-------- VORLIEGENDER TEXT
Geburtstag der Kirche

4. Juni 2017


Dass ein Wort mehrere verschiedene Bedeutungen hat, macht den Umgang mit ihm manchmal etwas schwierig, da Missverständnisse vorprogrammiert sind. In solchen Fällen blickt man sehnsüchtig in andere Sprachräume, in denen den unterschiedlichen Bedeutungen auch entsprechend unterschiedliche Begriffe zugewiesen sind. Man denke etwa an das deutsche Wort Glück, das im Englischen „luck“ oder „happyness“ heißt, je nach dem, ob es um das Schießen eines Elfmeters (wozu es „luck“ braucht) oder das Schließen einer Ehe geht, die „happyness“ in Aussicht stellt. Oder man denke an den Himmel, der sich mit „sky“ oder „heaven“ ins Englische übersetzen lässt, abhängig davon, ob der physische oder der metaphysische Kontext angesprochen werden soll.

Kirche ist auch so ein Wort. Kirche ist Gemeinschaft der Gläubigen (also: die christliche Gemeinde – in diesem Sinne kann man zum Beispiel von „Urkirche“ sprechen), Kirche ist Organisationseinheit der christlichen Bevölkerungsgruppe in Deutschland (insoweit ist sie „Großkirche“, „Landeskirche“, „Freikirche“ etc.) und Kirche ist das Gebäude, in dem der christliche Glaube gefeiert wird (dann kann sie romanisch oder gotisch sein oder ein „moderner“ Rundbau, aus dem Barock oder aus dem Kulturkampf). Man kann als Christ nicht nur „in der Kirche“ Mitglied sein, man kann „Kirche sein“. Man kann aus der Kirche „ausziehen“ oder „austreten“. Die Wortspiele ließen sich beliebig fortsetzen, würden aber sicher bald langweilen.

Mit diesen Bedeutungsunterschieden wird zugleich ein Bewertungsmaßstab mitgeliefert. Sieht man Kirche als Institution mit düsterer Vergangenheit, als „Gemeinschaft der Sünder“ in Raum und Zeit und heute dementsprechend als eine gesellschaftliche Einrichtung auf dem Niveau von Gewerkschaften, Parteien oder Vereinen? Oder in ihrer kultur- und kunsthistorischen Bedeutung für das Abendland? Oder aber sieht man Kirche als von Christus gestiftete und daher mit Gott verbundene Gemeinde, eine „Gemeinschaft der Heiligen“, die Raum und Zeit überwindet? Das sind drei völlig unterschiedliche Kirchenbegriffe, die alle drei im Diskurs um Kirche, Christentum und Religion vorkommen.
----------------
-------- ANGEZEIGTE DATEN
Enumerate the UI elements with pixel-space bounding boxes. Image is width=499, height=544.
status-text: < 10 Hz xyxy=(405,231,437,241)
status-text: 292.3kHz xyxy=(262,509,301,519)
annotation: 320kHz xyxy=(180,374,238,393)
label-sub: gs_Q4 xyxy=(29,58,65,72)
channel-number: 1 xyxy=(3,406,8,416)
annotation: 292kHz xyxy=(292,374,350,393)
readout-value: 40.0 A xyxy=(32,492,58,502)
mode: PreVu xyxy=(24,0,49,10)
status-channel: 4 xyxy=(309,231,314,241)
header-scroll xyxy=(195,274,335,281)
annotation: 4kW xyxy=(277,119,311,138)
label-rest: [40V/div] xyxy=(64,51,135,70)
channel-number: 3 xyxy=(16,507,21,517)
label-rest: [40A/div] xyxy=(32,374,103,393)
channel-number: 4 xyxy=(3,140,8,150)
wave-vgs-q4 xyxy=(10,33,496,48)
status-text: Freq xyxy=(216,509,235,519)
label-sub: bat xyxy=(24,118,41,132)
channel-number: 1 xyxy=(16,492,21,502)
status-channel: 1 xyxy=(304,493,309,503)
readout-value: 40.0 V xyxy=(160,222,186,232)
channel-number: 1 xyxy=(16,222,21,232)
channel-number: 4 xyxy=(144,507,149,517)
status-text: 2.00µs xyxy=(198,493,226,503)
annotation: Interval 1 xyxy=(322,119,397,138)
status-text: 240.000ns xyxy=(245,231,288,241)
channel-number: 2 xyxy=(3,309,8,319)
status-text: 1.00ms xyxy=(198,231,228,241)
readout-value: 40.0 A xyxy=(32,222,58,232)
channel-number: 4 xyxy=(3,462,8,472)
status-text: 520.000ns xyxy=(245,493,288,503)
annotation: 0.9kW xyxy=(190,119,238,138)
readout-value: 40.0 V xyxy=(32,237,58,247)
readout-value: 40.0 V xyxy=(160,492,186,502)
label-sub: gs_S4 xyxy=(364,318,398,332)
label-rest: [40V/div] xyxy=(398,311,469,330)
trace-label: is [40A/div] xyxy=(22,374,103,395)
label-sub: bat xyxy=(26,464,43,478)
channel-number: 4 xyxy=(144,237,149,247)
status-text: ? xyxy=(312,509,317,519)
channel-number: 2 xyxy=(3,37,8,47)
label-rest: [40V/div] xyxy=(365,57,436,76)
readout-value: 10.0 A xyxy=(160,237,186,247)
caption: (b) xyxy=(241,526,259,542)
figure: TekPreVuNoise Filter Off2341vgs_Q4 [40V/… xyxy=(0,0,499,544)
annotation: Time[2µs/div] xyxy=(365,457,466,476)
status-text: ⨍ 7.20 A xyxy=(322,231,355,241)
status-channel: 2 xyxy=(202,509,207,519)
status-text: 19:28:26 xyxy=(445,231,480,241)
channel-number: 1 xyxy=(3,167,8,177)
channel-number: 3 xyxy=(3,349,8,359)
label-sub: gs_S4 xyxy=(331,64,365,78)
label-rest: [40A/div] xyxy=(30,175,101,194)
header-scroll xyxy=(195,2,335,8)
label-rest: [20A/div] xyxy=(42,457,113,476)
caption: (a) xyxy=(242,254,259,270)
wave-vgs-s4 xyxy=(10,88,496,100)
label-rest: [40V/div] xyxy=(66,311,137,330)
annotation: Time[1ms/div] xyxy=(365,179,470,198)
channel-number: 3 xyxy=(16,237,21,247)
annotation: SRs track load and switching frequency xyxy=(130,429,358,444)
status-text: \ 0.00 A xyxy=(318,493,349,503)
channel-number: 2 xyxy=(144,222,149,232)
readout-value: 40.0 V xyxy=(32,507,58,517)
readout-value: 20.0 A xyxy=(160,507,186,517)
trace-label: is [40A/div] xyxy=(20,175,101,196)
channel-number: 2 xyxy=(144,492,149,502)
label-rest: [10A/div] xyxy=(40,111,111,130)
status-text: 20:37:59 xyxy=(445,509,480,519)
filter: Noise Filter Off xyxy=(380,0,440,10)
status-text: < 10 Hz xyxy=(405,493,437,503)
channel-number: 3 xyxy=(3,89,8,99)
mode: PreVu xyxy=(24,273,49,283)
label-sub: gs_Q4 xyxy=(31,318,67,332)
----------------
→ KURZE ÜBUNG 1
Übersetze den Satz „Mit diesen Bedeutungsunterschieden wird zugleich ein Bewertungsmaßstab mitgeliefert.“ aus dem Text über die Bedeutungen des Wortes Kirche ins Englische.
→ KURZE ÜBUNG 2
Führe den Text über die Bedeutungen des Wortes Kirche im Anschluss an seinen letzten Satz weiter.

→ ENDERGEBNIS 1
Along with these differences in meaning, a standard of evaluation is supplied at the same time.

→ ENDERGEBNIS 2
Ausgehen muss man wohl vom biblisch-christlichen Verständnis von Kirche, also von der Gemeinde, deren Mitglieder sowohl untereinander verbunden sind als auch gemeinsam mit Gott. Das ist wichtig, denn Christsein ist ohne Gemeinde nicht möglich, ohne kirchliche Gemeinschaft. Umgekehrt reicht das Zusammensein von Menschen alleine nicht aus. Menschliche Gemeinschaft gibt es auch beim Fußball – in guten, wie in schlechten Tagen. Die menschliche Gemeinschaft in der Kirche ist damit zwar notwendig für das Christentum, aber lange noch nicht hinreichend. Kirchliche Gemeinschaft geht über das Zusammensein von Menschen hinaus, sie ist Gemeinschaft mit Gott, die eine neue Qualität von menschlicher Gemeinschaft ermöglicht.

Der Katechismus der Katholischen Kirche bezeichnet die Kirche als „das Volk, das Gott in der ganzen Welt versammelt“ und sich dabei „als liturgische, vor allem als eucharistische Versammlung verwirklicht“ (Nr. 752). Bilder für die Kirche sind „Schafstall“ (Nr. 754), „Acker Gottes“ (Nr. 755) und „Bauwerk Gottes“ (Nr. 756). Bei letzteren Metaphern lässt sich die Dynamik der stetigen Veränderung der Kirche erahnen: Ecclesia semper reformanda est. Liturgische Lieder zum Thema „Kirche“ nehmen diese Bilder auf poetische Weise auf, verdichten gleichsam die Ekkelsiologie. In den Gesängen des Gotteslob ist von der Kirche als einer Stadt die Rede, die „vom Himmel niedergeht in die Erdenzeit“ (Nr. 479). Die Kirche ist insoweit „ein Haus voll Glorie“, das „von Gottes Meisterhand“ erbaut wurde, „aus ewgem Stein“ (Nr. 478). Und es ist ein Haus für alle: „Gott ruft sein Volk zusammen rings auf dem Erdenrund“ (Nr. 477).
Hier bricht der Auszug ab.